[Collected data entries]
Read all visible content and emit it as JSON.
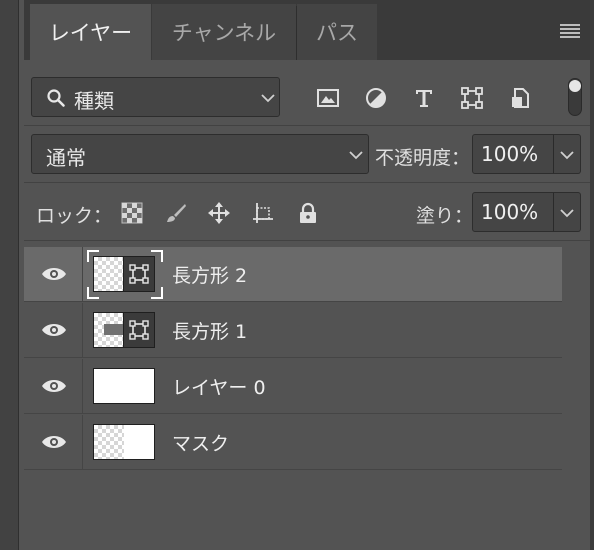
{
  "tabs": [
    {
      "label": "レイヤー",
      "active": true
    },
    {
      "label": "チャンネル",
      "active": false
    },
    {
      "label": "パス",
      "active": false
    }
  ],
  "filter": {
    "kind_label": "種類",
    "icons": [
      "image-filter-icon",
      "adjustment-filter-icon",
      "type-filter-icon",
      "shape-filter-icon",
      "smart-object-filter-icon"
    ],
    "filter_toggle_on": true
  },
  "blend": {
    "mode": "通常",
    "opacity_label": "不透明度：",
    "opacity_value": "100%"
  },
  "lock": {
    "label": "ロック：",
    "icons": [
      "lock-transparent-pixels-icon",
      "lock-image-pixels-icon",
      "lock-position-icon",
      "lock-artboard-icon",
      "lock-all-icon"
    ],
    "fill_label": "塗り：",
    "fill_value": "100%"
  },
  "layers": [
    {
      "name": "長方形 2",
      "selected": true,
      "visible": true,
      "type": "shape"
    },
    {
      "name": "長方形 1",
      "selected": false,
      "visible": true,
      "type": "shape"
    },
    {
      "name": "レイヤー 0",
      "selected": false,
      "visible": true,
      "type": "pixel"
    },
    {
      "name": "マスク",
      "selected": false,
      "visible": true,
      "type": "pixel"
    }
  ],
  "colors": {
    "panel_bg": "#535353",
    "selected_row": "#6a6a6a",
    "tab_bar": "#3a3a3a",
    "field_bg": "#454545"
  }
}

* * *

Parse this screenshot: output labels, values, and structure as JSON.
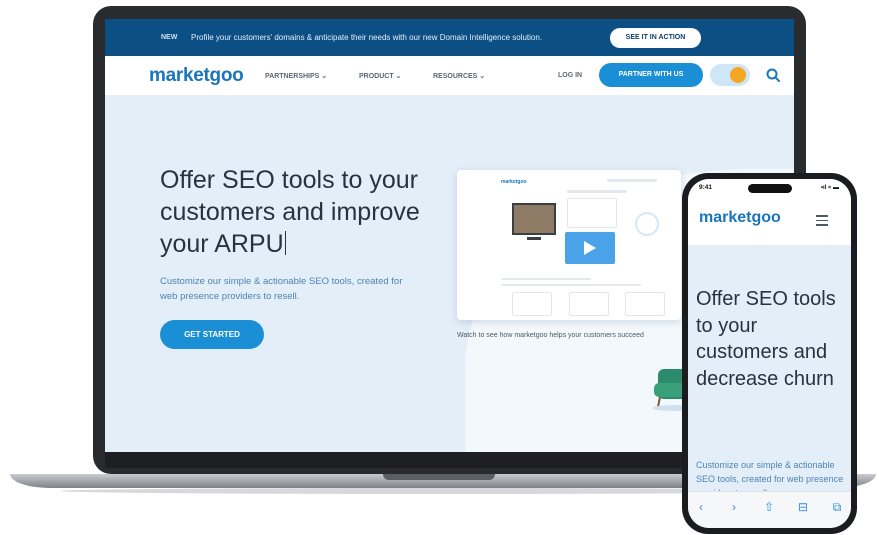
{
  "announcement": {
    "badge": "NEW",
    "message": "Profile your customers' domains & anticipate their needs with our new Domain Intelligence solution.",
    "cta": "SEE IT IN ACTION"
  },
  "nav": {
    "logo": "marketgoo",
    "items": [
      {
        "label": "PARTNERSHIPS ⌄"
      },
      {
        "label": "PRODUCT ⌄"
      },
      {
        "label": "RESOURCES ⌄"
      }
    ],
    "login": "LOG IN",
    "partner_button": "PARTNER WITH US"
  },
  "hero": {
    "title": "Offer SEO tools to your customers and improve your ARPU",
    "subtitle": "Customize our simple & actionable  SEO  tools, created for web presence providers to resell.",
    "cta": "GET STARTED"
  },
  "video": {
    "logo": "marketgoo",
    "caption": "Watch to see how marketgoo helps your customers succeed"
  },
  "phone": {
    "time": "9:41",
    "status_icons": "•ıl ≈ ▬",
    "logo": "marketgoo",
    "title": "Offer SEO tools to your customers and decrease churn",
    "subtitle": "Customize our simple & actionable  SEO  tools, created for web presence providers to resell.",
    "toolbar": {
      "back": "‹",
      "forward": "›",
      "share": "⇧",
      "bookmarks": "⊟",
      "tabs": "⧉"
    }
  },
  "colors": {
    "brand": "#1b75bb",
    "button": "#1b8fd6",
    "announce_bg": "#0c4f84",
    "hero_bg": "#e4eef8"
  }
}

### Exercise
Go through the material above and copy each line that has the word "tools".

### Solution to this exercise
    "title": "Offer SEO tools to your customers and improve your ARPU",
    "subtitle": "Customize our simple & actionable  SEO  tools, created for web presence providers to resell.",
    "title": "Offer SEO tools to your customers and decrease churn",
    "subtitle": "Customize our simple & actionable  SEO  tools, created for web presence providers to resell.",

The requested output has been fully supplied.